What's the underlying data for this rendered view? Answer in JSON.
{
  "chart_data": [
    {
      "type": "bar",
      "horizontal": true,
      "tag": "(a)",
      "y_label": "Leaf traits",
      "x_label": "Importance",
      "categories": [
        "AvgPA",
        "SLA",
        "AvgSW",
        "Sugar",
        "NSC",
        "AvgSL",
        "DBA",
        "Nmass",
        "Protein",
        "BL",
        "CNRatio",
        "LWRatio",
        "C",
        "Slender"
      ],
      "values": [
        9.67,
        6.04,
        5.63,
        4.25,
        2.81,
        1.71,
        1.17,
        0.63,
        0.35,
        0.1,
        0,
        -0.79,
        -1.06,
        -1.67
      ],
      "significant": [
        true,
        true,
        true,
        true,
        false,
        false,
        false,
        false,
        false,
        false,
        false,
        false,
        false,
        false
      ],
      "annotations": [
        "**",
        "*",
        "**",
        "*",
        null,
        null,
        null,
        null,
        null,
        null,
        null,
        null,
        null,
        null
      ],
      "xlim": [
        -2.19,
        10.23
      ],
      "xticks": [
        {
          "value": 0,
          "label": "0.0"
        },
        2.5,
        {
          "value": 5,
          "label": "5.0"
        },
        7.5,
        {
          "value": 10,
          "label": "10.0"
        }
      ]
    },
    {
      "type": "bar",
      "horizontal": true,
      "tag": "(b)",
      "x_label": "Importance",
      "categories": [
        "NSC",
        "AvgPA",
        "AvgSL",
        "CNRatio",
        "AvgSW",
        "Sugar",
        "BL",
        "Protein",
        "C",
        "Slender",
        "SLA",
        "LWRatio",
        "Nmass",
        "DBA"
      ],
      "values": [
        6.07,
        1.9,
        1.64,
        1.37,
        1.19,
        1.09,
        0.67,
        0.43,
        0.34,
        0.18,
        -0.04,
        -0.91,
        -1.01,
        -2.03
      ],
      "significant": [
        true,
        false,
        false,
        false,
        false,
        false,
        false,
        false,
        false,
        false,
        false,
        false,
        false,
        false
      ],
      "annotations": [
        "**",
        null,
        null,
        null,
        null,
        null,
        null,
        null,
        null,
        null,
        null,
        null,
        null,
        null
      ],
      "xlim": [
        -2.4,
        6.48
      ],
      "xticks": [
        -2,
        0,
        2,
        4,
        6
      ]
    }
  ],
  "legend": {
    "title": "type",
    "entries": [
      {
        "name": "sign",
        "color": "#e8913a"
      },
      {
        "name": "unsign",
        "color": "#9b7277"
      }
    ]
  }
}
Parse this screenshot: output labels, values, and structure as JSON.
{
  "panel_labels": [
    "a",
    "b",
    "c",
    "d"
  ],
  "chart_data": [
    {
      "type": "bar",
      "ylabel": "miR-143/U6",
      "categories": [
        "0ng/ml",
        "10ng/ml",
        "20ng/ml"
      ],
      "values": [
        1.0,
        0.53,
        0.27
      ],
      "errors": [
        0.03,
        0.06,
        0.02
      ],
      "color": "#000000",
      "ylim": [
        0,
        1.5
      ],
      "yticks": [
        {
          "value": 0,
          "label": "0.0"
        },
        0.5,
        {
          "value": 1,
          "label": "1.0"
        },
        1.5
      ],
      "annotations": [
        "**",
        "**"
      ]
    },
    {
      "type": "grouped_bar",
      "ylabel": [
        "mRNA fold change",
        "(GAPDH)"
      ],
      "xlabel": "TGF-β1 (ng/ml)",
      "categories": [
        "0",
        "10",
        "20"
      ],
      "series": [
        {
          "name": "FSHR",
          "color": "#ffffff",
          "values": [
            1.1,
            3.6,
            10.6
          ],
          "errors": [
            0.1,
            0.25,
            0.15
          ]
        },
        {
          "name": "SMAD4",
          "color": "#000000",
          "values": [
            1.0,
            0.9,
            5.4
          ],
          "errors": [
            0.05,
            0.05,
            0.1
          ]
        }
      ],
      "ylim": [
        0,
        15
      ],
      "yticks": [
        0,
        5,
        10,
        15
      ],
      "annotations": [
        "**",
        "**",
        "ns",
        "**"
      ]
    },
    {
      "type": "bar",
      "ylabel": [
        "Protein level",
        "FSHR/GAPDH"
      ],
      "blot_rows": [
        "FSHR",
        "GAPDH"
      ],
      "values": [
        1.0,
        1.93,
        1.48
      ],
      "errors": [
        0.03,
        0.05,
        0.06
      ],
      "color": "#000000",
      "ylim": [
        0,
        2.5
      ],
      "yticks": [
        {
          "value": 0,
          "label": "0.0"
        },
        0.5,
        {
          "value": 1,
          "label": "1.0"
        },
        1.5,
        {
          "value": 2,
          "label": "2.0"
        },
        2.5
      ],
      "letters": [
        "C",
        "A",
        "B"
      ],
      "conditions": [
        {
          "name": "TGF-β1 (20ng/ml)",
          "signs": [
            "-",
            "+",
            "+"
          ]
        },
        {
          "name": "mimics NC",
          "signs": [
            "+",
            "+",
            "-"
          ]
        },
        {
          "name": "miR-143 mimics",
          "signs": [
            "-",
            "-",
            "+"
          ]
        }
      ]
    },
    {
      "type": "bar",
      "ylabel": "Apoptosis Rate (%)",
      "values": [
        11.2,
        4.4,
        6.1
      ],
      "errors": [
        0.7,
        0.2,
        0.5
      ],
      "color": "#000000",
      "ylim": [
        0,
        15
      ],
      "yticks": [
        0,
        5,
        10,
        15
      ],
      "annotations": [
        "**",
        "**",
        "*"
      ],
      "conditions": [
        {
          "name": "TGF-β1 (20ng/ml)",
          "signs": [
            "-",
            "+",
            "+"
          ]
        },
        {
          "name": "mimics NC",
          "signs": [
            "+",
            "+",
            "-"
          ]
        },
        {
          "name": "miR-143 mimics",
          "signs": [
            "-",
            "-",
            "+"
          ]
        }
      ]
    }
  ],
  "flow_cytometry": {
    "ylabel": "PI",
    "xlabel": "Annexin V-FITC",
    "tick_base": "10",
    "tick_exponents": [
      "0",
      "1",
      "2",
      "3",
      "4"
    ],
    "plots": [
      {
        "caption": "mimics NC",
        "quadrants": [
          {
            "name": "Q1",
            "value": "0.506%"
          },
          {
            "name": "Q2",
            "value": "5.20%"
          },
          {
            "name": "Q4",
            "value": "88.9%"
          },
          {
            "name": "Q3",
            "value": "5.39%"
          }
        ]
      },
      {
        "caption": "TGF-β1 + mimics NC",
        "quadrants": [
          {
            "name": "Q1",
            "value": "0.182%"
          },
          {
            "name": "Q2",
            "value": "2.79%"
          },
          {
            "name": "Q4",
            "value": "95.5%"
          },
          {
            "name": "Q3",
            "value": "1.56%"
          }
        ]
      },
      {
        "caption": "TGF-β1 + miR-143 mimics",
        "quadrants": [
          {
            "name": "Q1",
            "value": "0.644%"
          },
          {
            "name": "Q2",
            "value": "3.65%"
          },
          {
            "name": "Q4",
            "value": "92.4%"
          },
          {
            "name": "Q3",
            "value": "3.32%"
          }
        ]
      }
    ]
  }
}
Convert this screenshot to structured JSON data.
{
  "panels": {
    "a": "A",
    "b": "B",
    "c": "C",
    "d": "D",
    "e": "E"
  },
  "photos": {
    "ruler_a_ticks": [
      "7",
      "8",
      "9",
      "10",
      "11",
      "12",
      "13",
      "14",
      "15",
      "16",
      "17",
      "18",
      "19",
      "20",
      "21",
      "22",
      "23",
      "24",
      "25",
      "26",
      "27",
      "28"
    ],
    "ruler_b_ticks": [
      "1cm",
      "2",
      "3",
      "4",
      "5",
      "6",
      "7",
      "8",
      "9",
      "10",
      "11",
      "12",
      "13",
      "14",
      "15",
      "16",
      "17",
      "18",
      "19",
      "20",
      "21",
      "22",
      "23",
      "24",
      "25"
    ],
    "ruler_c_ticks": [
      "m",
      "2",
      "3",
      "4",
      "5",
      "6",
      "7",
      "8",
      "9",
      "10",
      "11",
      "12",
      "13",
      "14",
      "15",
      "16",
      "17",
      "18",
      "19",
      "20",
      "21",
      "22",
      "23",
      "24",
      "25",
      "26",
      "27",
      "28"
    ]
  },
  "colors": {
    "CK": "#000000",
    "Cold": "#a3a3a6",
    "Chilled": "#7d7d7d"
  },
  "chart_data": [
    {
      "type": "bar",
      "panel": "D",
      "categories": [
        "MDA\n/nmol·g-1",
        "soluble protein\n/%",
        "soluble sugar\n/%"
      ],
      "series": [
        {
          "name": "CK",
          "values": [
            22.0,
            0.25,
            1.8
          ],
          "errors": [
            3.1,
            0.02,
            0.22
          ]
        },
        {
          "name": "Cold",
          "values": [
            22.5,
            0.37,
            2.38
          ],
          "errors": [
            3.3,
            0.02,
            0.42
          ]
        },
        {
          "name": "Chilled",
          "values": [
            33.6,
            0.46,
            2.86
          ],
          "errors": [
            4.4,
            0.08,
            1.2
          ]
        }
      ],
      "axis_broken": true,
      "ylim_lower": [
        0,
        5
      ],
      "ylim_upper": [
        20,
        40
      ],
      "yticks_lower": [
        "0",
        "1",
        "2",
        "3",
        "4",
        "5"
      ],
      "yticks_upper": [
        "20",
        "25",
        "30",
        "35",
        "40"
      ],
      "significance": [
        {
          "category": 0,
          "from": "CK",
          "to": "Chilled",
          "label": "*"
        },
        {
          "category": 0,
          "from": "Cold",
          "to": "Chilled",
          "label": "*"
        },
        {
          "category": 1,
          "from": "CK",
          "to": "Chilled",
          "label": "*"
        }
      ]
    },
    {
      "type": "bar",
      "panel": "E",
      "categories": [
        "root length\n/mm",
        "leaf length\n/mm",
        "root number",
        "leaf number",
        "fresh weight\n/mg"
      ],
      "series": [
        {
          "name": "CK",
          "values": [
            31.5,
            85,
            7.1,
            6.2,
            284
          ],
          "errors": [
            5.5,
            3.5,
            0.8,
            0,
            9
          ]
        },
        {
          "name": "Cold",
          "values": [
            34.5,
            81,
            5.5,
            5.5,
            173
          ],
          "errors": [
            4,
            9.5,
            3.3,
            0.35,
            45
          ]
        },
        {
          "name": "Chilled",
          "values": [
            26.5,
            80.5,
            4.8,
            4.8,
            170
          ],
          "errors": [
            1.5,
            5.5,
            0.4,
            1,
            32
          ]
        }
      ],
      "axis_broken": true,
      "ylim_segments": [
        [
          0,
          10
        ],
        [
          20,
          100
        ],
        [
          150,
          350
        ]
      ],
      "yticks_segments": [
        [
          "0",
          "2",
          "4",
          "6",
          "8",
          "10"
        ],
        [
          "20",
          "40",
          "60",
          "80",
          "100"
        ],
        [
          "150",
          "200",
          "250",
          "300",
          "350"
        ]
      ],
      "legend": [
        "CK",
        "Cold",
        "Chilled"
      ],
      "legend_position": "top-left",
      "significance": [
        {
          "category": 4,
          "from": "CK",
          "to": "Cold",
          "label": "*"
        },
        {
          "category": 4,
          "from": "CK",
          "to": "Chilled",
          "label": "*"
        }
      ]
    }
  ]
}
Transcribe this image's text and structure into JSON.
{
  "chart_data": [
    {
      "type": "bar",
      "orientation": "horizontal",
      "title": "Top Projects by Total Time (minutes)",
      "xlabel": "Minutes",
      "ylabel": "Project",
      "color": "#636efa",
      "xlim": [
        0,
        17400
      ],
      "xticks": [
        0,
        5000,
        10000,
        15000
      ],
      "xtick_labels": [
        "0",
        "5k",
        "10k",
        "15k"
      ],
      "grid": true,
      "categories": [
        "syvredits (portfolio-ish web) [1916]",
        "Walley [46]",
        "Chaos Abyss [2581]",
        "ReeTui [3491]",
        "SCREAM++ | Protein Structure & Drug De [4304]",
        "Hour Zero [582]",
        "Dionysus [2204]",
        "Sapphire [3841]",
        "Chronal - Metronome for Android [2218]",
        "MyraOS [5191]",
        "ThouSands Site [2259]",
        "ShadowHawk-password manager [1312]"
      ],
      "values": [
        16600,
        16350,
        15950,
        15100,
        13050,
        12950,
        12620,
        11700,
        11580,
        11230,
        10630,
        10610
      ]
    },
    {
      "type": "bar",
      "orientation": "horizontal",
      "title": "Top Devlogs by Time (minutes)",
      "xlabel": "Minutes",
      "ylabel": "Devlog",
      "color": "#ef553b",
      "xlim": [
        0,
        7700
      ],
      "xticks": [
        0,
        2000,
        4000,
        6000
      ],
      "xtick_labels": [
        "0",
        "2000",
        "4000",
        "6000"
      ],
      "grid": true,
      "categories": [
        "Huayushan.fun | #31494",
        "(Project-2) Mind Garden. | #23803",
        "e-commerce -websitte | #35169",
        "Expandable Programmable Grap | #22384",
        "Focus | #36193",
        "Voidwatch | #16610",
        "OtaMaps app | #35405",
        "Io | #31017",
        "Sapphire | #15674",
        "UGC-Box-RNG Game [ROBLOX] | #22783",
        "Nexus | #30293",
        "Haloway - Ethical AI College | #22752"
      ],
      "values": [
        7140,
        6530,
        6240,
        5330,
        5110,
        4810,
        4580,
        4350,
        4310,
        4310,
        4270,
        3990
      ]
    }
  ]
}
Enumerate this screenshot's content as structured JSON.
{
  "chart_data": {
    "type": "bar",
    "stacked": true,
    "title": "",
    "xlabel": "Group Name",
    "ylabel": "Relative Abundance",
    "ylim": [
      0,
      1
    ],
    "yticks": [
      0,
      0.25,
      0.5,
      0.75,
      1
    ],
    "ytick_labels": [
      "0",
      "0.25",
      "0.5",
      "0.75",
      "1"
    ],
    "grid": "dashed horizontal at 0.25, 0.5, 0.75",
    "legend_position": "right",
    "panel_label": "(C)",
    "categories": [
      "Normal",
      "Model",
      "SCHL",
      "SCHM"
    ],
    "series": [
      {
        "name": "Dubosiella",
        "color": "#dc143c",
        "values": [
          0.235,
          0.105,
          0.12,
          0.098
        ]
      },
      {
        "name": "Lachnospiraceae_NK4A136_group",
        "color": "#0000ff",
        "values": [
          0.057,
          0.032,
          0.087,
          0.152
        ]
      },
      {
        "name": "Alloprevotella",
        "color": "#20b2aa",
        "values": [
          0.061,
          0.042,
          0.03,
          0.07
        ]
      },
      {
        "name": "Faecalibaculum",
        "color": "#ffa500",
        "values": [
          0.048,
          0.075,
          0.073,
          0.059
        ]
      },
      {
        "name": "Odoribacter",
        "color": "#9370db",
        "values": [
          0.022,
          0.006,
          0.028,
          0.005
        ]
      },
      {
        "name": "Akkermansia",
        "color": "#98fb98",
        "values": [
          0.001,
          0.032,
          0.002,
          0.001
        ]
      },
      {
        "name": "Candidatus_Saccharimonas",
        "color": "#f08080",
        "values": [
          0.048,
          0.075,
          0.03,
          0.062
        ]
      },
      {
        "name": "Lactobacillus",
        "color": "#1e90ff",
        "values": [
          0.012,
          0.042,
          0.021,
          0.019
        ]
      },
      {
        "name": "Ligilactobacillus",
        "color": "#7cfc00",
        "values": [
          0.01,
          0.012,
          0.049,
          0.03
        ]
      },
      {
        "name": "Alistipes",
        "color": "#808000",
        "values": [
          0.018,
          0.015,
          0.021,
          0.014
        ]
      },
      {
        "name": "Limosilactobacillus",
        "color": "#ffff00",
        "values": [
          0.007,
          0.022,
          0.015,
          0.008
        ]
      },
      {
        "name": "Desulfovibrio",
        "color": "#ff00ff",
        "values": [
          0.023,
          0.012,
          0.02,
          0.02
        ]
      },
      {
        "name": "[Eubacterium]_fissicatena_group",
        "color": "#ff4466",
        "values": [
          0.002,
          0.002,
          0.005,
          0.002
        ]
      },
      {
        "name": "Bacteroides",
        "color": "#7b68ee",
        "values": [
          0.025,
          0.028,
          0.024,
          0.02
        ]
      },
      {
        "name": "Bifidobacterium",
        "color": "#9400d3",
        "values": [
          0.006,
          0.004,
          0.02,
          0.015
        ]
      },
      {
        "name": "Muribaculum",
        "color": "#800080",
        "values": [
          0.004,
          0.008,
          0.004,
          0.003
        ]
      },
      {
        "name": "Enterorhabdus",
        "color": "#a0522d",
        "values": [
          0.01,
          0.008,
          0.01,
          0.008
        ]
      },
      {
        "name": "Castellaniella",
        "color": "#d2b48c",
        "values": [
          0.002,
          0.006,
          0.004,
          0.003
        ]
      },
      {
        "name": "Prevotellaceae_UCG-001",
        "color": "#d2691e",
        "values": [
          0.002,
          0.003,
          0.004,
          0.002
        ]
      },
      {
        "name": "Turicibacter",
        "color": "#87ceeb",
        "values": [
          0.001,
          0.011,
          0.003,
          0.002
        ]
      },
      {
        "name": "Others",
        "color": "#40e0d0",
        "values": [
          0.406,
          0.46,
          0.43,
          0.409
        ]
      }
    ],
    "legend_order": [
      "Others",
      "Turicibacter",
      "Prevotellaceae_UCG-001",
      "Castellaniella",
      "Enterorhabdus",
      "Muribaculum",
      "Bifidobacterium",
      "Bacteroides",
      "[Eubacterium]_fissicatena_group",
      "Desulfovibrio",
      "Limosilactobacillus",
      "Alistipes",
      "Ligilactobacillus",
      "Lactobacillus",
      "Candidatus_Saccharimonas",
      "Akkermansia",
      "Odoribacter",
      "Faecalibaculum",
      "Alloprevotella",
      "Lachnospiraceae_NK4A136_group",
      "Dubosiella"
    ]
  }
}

▸ **What you are asked to do**:
Pull out each line of the listing that holds the string "ylabel".

▸ **Exercise solution**:
      "ylabel": "miR-143/U6",
      "ylabel": [
      "ylabel": [
      "ylabel": "Apoptosis Rate (%)",
    "ylabel": "PI",
      "ylabel": "Project",
      "ylabel": "Devlog",
    "ylabel": "Relative Abundance",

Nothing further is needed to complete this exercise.